TEXTABSCHNITT:
▬▬▬▬▬▬▬▬▬▬
Schlussendlich ist er doch noch gekommen: der Mai. Mit sich gebracht hat er den Frühling (samt den ersten Unwettern und Überschwemmungen) und eine Reihe von meist kirchlichen Feiertagen. Da nun diese Feiertage stets auch etwas mit alten, weit in die Vergangenheit zurückreichenden Gebräuchen zu tun haben, meinen wir, dass an einem Pfingstfeiertag wie dem heutigen nichts angemessener sein kann als einige Worte über dieses Fest zu verlieren.

Zuvorderst: Es kann hier nicht gelingen alle Gebräuche aufzuzählen; zu viele gibt es, manche davon spiegeln nur regionale Gegebenheiten wieder, andererseits weisen Gepflogenheiten, die datumsmäßig dem Pfingstfest benachbart sind, wiederum auf dieses zurück. Wo also die Grenze ziehen bei der Aufzählung? Wo eine Unterscheidung treffen zwischen allgemeiner Bedeutsamkeit und regionaler Bedeutung, zwischen Faktum und Vermutung? Ganz einfach, lautet die Antwort - wir sehen auf die Uhr, setzen uns eine Zeit (die des bevorstehenden Mittagessen nämlich), und bestimmen, dass dann vom hungrigen Autor alles Wesentliche gesagt sei ...

Nachdem nun solcherart die Rahmenbedingungen für eine in (fast) hinreichend wissenschaftliche Tiefe gehende Abhandlung festgelegt sind, wollen wir zuerst der Herkunft des Pfingsfestes annehmen - oder, genauer, der Frage, wie es zur Terminlegung des Festes 50 Tage nach Ostern gekommen ist. Pfingsten selbst stellt ja ein christliches Hochfest im Festzyklus des christlichen Jahres dar, jenes Fest nämlich, das den Abschluss des Osterfestkreises darstellt und an dem die von Jesus Christus angekündigte Herabkunft des Heiligen Geistes - und wie es auch heißt, die eigentliche Geburt der Kirche - gefeiert wird:

'... Und es soll geschehen in den letzten Tagen, spricht Gott, da will ich ausgießen von meinem Geist auf alles Fleisch; und eure Söhne und eure Töchter sollen weissagen, und eure Jünglinge sollen Gesichte sehen, und eure Alten sollen Träume haben; und auf meine Knechte und auf meine Mägde will ich in jenen Tagen von meinem Geist ausgießen, und sie sollen weissagen ... '
(Apostelgeschichte, Kapitel 2, 15)
▬▬▬▬▬▬▬▬▬▬
GEGEBENES MATERIAL:
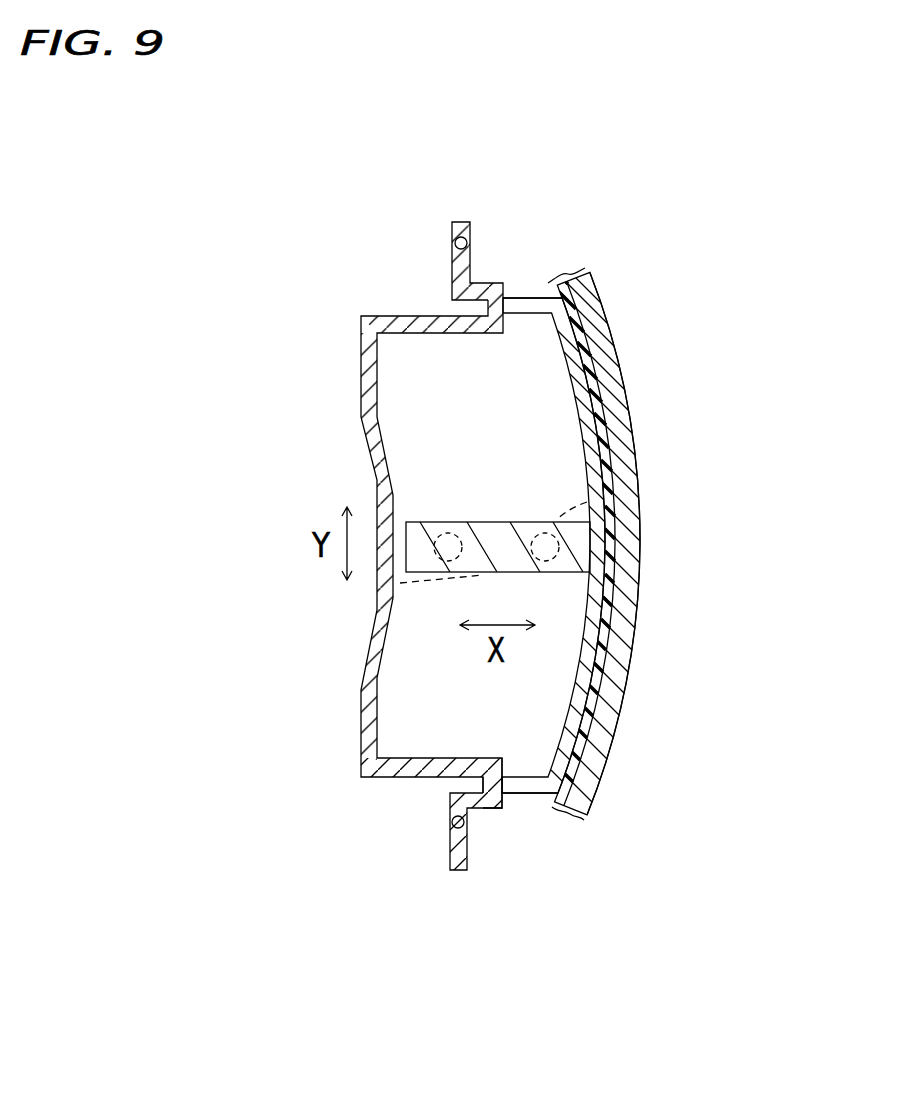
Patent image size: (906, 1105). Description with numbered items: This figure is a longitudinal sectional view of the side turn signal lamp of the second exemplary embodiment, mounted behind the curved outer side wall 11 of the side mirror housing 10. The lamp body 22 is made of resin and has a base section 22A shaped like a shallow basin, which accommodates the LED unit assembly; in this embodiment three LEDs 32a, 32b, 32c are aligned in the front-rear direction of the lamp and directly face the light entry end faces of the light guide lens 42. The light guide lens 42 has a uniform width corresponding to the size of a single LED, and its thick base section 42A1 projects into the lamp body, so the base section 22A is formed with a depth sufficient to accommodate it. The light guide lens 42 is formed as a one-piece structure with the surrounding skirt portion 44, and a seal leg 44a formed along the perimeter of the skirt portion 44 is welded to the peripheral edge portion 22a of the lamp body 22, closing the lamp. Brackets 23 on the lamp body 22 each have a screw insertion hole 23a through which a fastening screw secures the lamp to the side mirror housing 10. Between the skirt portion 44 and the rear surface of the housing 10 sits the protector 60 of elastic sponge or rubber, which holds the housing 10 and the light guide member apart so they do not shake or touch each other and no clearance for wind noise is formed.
▬▬▬▬▬▬▬▬▬▬
WAS ZU TUN IST:
a: Entnimm dem Text über das Pfingstfest wortgetreu den Abschnitt, der bei den Worten "Schlussendlich ist er" beginnt und nach den Worten "Fest zu verlieren." endet.
b: Welches Ereignis wird laut dem Text über das Pfingstfest an Pfingsten gefeiert?

LÖSUNGEN JE AUFGABE:
a:
Schlussendlich ist er doch noch gekommen: der Mai. Mit sich gebracht hat er den Frühling (samt den ersten Unwettern und Überschwemmungen) und eine Reihe von meist kirchlichen Feiertagen. Da nun diese Feiertage stets auch etwas mit alten, weit in die Vergangenheit zurückreichenden Gebräuchen zu tun haben, meinen wir, dass an einem Pfingstfeiertag wie dem heutigen nichts angemessener sein kann als einige Worte über dieses Fest zu verlieren.

b: Die von Jesus Christus angekündigte Herabkunft des Heiligen Geistes, die auch als die eigentliche Geburt der Kirche gilt.